Each record must be reproduced exactly as it is shown.

[Stored data entries]
* begin *
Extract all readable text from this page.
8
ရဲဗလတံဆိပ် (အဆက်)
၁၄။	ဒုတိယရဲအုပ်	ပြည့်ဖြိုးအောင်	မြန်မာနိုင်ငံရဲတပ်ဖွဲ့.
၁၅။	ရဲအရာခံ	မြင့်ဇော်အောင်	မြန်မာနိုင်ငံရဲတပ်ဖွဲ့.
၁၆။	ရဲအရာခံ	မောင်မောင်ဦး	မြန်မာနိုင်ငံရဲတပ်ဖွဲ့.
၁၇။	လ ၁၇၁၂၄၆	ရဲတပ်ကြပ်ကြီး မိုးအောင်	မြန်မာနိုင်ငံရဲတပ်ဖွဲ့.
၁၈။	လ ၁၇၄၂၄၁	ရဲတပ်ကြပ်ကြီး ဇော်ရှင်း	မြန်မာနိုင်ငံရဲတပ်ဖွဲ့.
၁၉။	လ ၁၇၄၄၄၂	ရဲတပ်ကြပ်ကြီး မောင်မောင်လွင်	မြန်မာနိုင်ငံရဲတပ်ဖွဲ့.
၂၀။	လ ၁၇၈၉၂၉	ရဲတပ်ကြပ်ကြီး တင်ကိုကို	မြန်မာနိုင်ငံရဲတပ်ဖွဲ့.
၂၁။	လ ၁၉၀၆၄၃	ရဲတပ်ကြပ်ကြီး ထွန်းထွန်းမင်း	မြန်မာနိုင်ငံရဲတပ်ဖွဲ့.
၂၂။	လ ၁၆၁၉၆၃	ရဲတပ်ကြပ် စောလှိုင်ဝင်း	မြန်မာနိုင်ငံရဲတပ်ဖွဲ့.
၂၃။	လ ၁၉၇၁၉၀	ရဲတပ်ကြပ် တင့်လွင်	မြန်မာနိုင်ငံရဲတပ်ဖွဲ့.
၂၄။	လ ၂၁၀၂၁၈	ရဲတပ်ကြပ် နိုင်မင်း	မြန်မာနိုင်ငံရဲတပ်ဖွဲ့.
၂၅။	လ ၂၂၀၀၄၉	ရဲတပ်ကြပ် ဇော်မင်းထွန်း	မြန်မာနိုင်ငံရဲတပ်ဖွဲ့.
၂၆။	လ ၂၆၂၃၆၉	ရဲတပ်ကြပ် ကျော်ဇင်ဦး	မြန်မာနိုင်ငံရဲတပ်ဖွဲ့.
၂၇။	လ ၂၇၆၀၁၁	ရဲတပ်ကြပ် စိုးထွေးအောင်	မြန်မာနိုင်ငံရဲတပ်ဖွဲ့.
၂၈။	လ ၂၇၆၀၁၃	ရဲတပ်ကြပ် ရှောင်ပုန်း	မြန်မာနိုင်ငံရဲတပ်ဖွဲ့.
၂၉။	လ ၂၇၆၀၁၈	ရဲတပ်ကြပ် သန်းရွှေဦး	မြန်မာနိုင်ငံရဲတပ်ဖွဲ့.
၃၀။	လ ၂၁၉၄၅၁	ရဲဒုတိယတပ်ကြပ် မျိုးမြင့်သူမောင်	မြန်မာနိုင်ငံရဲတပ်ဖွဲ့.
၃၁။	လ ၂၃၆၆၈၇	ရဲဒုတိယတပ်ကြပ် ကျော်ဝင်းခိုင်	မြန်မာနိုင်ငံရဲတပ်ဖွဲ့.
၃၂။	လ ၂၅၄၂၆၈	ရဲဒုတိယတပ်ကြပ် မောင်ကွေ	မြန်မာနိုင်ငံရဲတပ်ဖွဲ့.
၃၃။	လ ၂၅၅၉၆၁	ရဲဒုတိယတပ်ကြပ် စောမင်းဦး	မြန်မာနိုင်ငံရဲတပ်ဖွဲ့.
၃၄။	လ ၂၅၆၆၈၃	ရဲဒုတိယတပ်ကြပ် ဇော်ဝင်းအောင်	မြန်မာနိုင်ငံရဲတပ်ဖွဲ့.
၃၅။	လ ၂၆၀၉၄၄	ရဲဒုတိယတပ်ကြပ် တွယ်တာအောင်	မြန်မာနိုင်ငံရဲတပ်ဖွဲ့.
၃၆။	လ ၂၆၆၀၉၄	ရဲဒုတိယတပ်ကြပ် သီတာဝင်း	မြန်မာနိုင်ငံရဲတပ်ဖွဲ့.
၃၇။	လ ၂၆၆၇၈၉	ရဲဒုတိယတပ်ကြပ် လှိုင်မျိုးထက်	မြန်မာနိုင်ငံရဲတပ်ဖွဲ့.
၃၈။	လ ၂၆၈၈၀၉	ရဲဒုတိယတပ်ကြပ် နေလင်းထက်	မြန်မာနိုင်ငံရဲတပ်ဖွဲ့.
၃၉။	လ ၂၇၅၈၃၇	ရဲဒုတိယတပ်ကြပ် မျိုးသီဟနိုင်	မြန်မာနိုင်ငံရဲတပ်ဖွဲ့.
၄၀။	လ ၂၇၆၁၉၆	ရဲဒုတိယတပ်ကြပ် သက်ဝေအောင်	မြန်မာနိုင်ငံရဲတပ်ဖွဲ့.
* end *
=== Task response ===
Extract all readable text from this page.
8
ရဲဗလတံဆိပ် (အဆက်)
၁၄။	ဒုတိယရဲအုပ်	ပြည့်ဖြိုးအောင်	မြန်မာနိုင်ငံရဲတပ်ဖွဲ့.
၁၅။	ရဲအရာခံ	မြင့်ဇော်အောင်	မြန်မာနိုင်ငံရဲတပ်ဖွဲ့.
၁၆။	ရဲအရာခံ	မောင်မောင်ဦး	မြန်မာနိုင်ငံရဲတပ်ဖွဲ့.
၁၇။	လ ၁၇၁၂၄၆	ရဲတပ်ကြပ်ကြီး မိုးအောင်	မြန်မာနိုင်ငံရဲတပ်ဖွဲ့.
၁၈။	လ ၁၇၄၂၄၁	ရဲတပ်ကြပ်ကြီး ဇော်ရှင်း	မြန်မာနိုင်ငံရဲတပ်ဖွဲ့.
၁၉။	လ ၁၇၄၄၄၂	ရဲတပ်ကြပ်ကြီး မောင်မောင်လွင်	မြန်မာနိုင်ငံရဲတပ်ဖွဲ့.
၂၀။	လ ၁၇၈၉၂၉	ရဲတပ်ကြပ်ကြီး တင်ကိုကို	မြန်မာနိုင်ငံရဲတပ်ဖွဲ့.
၂၁။	လ ၁၉၀၆၄၃	ရဲတပ်ကြပ်ကြီး ထွန်းထွန်းမင်း	မြန်မာနိုင်ငံရဲတပ်ဖွဲ့.
၂၂။	လ ၁၆၁၉၆၃	ရဲတပ်ကြပ် စောလှိုင်ဝင်း	မြန်မာနိုင်ငံရဲတပ်ဖွဲ့.
၂၃။	လ ၁၉၇၁၉၀	ရဲတပ်ကြပ် တင့်လွင်	မြန်မာနိုင်ငံရဲတပ်ဖွဲ့.
၂၄။	လ ၂၁၀၂၁၈	ရဲတပ်ကြပ် နိုင်မင်း	မြန်မာနိုင်ငံရဲတပ်ဖွဲ့.
၂၅။	လ ၂၂၀၀၄၉	ရဲတပ်ကြပ် ဇော်မင်းထွန်း	မြန်မာနိုင်ငံရဲတပ်ဖွဲ့.
၂၆။	လ ၂၆၂၃၆၉	ရဲတပ်ကြပ် ကျော်ဇင်ဦး	မြန်မာနိုင်ငံရဲတပ်ဖွဲ့.
၂၇။	လ ၂၇၆၀၁၁	ရဲတပ်ကြပ် စိုးထွေးအောင်	မြန်မာနိုင်ငံရဲတပ်ဖွဲ့.
၂၈။	လ ၂၇၆၀၁၃	ရဲတပ်ကြပ် ရှောင်ပုန်း	မြန်မာနိုင်ငံရဲတပ်ဖွဲ့.
၂၉။	လ ၂၇၆၀၁၈	ရဲတပ်ကြပ် သန်းရွှေဦး	မြန်မာနိုင်ငံရဲတပ်ဖွဲ့.
၃၀။	လ ၂၁၉၄၅၁	ရဲဒုတိယတပ်ကြပ် မျိုးမြင့်သူမောင်	မြန်မာနိုင်ငံရဲတပ်ဖွဲ့.
၃၁။	လ ၂၃၆၆၈၇	ရဲဒုတိယတပ်ကြပ် ကျော်ဝင်းခိုင်	မြန်မာနိုင်ငံရဲတပ်ဖွဲ့.
၃၂။	လ ၂၅၄၂၆၈	ရဲဒုတိယတပ်ကြပ် မောင်ကွေ	မြန်မာနိုင်ငံရဲတပ်ဖွဲ့.
၃၃။	လ ၂၅၅၉၆၁	ရဲဒုတိယတပ်ကြပ် စောမင်းဦး	မြန်မာနိုင်ငံရဲတပ်ဖွဲ့.
၃၄။	လ ၂၅၆၆၈၃	ရဲဒုတိယတပ်ကြပ် ဇော်ဝင်းအောင်	မြန်မာနိုင်ငံရဲတပ်ဖွဲ့.
၃၅။	လ ၂၆၀၉၄၄	ရဲဒုတိယတပ်ကြပ် တွယ်တာအောင်	မြန်မာနိုင်ငံရဲတပ်ဖွဲ့.
၃၆။	လ ၂၆၆၀၉၄	ရဲဒုတိယတပ်ကြပ် သီတာဝင်း	မြန်မာနိုင်ငံရဲတပ်ဖွဲ့.
၃၇။	လ ၂၆၆၇၈၉	ရဲဒုတိယတပ်ကြပ် လှိုင်မျိုးထက်	မြန်မာနိုင်ငံရဲတပ်ဖွဲ့.
၃၈။	လ ၂၆၈၈၀၉	ရဲဒုတိယတပ်ကြပ် နေလင်းထက်	မြန်မာနိုင်ငံရဲတပ်ဖွဲ့.
၃၉။	လ ၂၇၅၈၃၇	ရဲဒုတိယတပ်ကြပ် မျိုးသီဟနိုင်	မြန်မာနိုင်ငံရဲတပ်ဖွဲ့.
၄၀။	လ ၂၇၆၁၉၆	ရဲဒုတိယတပ်ကြပ် သက်ဝေအောင်	မြန်မာနိုင်ငံရဲတပ်ဖွဲ့.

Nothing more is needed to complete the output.